**Given instruction:** In the listing below, locate the lines that hold "окружающей" and copy them.

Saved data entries
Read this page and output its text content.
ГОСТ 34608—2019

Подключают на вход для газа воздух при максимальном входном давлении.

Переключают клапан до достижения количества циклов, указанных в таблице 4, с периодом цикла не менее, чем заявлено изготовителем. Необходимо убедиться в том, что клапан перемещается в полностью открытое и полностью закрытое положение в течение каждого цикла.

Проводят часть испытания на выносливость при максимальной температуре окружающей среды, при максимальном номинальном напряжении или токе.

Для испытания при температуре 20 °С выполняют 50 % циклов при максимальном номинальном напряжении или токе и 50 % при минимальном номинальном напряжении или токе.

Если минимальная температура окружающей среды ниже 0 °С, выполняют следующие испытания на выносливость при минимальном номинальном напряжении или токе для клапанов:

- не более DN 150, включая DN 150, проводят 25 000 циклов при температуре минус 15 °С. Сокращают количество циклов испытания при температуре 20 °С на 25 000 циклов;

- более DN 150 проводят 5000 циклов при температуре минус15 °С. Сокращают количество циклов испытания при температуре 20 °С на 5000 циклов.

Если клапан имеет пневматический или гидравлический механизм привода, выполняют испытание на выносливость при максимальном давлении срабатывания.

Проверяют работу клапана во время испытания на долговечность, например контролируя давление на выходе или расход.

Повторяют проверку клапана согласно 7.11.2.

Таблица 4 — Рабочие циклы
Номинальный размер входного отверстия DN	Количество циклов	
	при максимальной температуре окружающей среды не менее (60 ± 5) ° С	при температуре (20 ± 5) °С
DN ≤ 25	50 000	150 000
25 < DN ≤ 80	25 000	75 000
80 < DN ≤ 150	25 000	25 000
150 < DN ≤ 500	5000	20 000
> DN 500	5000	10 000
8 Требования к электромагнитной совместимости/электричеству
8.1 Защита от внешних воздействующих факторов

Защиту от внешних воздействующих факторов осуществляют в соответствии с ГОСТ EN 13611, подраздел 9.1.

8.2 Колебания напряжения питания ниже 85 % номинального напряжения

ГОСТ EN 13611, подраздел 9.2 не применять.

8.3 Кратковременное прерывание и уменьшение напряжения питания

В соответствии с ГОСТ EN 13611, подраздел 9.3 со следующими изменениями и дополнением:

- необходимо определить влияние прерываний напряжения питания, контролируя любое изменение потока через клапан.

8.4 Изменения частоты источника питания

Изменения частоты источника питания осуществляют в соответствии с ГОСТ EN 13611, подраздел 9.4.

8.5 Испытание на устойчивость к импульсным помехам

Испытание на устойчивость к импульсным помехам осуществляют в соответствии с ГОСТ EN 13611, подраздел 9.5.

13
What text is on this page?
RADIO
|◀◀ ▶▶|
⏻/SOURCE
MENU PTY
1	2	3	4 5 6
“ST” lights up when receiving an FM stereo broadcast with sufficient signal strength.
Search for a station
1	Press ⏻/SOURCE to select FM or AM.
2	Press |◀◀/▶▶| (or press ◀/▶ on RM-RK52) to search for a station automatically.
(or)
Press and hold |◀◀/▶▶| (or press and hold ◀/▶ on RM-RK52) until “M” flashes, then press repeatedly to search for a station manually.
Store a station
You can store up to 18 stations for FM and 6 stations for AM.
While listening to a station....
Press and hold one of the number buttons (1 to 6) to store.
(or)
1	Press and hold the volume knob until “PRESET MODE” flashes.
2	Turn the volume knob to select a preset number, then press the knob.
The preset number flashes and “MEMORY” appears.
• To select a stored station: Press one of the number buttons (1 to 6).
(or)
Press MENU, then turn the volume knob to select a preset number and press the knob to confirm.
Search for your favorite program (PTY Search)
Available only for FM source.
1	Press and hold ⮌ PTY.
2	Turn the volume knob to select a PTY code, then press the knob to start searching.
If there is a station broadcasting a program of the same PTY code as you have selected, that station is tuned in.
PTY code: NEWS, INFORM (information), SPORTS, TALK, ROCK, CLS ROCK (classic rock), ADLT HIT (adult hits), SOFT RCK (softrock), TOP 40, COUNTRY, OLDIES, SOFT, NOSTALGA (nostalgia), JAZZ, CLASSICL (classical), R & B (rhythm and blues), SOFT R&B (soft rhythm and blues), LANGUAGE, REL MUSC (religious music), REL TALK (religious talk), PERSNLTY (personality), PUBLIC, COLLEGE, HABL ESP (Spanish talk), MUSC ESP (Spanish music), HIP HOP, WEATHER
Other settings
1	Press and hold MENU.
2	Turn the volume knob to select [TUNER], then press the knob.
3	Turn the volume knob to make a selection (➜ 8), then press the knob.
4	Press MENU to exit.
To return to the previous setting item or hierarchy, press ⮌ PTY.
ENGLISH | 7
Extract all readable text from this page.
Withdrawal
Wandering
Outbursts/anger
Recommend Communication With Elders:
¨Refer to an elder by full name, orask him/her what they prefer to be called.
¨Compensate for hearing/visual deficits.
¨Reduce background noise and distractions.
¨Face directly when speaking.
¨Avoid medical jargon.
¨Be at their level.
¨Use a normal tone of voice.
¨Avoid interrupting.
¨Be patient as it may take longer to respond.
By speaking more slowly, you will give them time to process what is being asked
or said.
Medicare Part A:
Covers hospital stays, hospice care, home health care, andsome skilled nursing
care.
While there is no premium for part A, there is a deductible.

**Solution to this problem:**
Проводят часть испытания на выносливость при максимальной температуре окружающей среды, при максимальном номинальном напряжении или токе.
Если минимальная температура окружающей среды ниже 0 °С, выполняют следующие испытания на выносливость при минимальном номинальном напряжении или токе для клапанов:
	при максимальной температуре окружающей среды не менее (60 ± 5) ° С	при температуре (20 ± 5) °С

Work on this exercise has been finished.